***** EXERCISE MATERIALS

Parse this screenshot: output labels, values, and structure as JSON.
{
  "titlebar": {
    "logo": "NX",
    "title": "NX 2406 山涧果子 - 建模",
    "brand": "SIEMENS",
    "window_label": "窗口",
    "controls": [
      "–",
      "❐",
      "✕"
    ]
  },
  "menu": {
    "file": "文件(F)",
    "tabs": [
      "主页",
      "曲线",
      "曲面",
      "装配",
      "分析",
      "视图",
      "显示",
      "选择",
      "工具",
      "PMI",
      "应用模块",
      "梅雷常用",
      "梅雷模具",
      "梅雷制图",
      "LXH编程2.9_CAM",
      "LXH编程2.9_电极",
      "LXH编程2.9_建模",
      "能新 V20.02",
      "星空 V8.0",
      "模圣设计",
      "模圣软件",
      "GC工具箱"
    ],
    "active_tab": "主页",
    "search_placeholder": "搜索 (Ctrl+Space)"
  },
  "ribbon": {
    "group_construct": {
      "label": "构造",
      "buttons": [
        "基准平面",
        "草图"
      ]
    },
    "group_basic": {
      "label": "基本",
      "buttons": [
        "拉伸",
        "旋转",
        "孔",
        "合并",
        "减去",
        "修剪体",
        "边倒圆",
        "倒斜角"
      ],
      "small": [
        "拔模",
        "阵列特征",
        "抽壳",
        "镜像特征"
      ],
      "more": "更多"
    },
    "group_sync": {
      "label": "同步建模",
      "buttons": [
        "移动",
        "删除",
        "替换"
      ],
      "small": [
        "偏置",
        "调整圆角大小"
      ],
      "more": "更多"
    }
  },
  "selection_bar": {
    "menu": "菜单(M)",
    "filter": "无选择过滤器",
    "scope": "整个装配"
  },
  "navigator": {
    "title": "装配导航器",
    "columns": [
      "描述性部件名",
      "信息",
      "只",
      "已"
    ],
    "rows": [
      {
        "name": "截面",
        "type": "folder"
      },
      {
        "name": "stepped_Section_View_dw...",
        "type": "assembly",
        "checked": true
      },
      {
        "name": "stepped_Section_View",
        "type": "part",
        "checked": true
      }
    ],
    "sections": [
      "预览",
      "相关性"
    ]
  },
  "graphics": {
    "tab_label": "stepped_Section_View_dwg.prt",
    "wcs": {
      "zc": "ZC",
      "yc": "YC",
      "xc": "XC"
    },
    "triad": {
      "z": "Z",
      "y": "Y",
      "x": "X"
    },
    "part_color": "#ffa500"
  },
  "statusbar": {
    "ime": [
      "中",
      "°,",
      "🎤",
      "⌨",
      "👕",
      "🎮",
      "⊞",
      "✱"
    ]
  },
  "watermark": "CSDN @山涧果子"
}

**********

#### [EXERCISE INSTRUCTIONS]
Repeat the data in its entirety, character for character.

#### [TASK ANSWER]
Parse this screenshot: output labels, values, and structure as JSON.
{
  "titlebar": {
    "logo": "NX",
    "title": "NX 2406 山涧果子 - 建模",
    "brand": "SIEMENS",
    "window_label": "窗口",
    "controls": [
      "–",
      "❐",
      "✕"
    ]
  },
  "menu": {
    "file": "文件(F)",
    "tabs": [
      "主页",
      "曲线",
      "曲面",
      "装配",
      "分析",
      "视图",
      "显示",
      "选择",
      "工具",
      "PMI",
      "应用模块",
      "梅雷常用",
      "梅雷模具",
      "梅雷制图",
      "LXH编程2.9_CAM",
      "LXH编程2.9_电极",
      "LXH编程2.9_建模",
      "能新 V20.02",
      "星空 V8.0",
      "模圣设计",
      "模圣软件",
      "GC工具箱"
    ],
    "active_tab": "主页",
    "search_placeholder": "搜索 (Ctrl+Space)"
  },
  "ribbon": {
    "group_construct": {
      "label": "构造",
      "buttons": [
        "基准平面",
        "草图"
      ]
    },
    "group_basic": {
      "label": "基本",
      "buttons": [
        "拉伸",
        "旋转",
        "孔",
        "合并",
        "减去",
        "修剪体",
        "边倒圆",
        "倒斜角"
      ],
      "small": [
        "拔模",
        "阵列特征",
        "抽壳",
        "镜像特征"
      ],
      "more": "更多"
    },
    "group_sync": {
      "label": "同步建模",
      "buttons": [
        "移动",
        "删除",
        "替换"
      ],
      "small": [
        "偏置",
        "调整圆角大小"
      ],
      "more": "更多"
    }
  },
  "selection_bar": {
    "menu": "菜单(M)",
    "filter": "无选择过滤器",
    "scope": "整个装配"
  },
  "navigator": {
    "title": "装配导航器",
    "columns": [
      "描述性部件名",
      "信息",
      "只",
      "已"
    ],
    "rows": [
      {
        "name": "截面",
        "type": "folder"
      },
      {
        "name": "stepped_Section_View_dw...",
        "type": "assembly",
        "checked": true
      },
      {
        "name": "stepped_Section_View",
        "type": "part",
        "checked": true
      }
    ],
    "sections": [
      "预览",
      "相关性"
    ]
  },
  "graphics": {
    "tab_label": "stepped_Section_View_dwg.prt",
    "wcs": {
      "zc": "ZC",
      "yc": "YC",
      "xc": "XC"
    },
    "triad": {
      "z": "Z",
      "y": "Y",
      "x": "X"
    },
    "part_color": "#ffa500"
  },
  "statusbar": {
    "ime": [
      "中",
      "°,",
      "🎤",
      "⌨",
      "👕",
      "🎮",
      "⊞",
      "✱"
    ]
  },
  "watermark": "CSDN @山涧果子"
}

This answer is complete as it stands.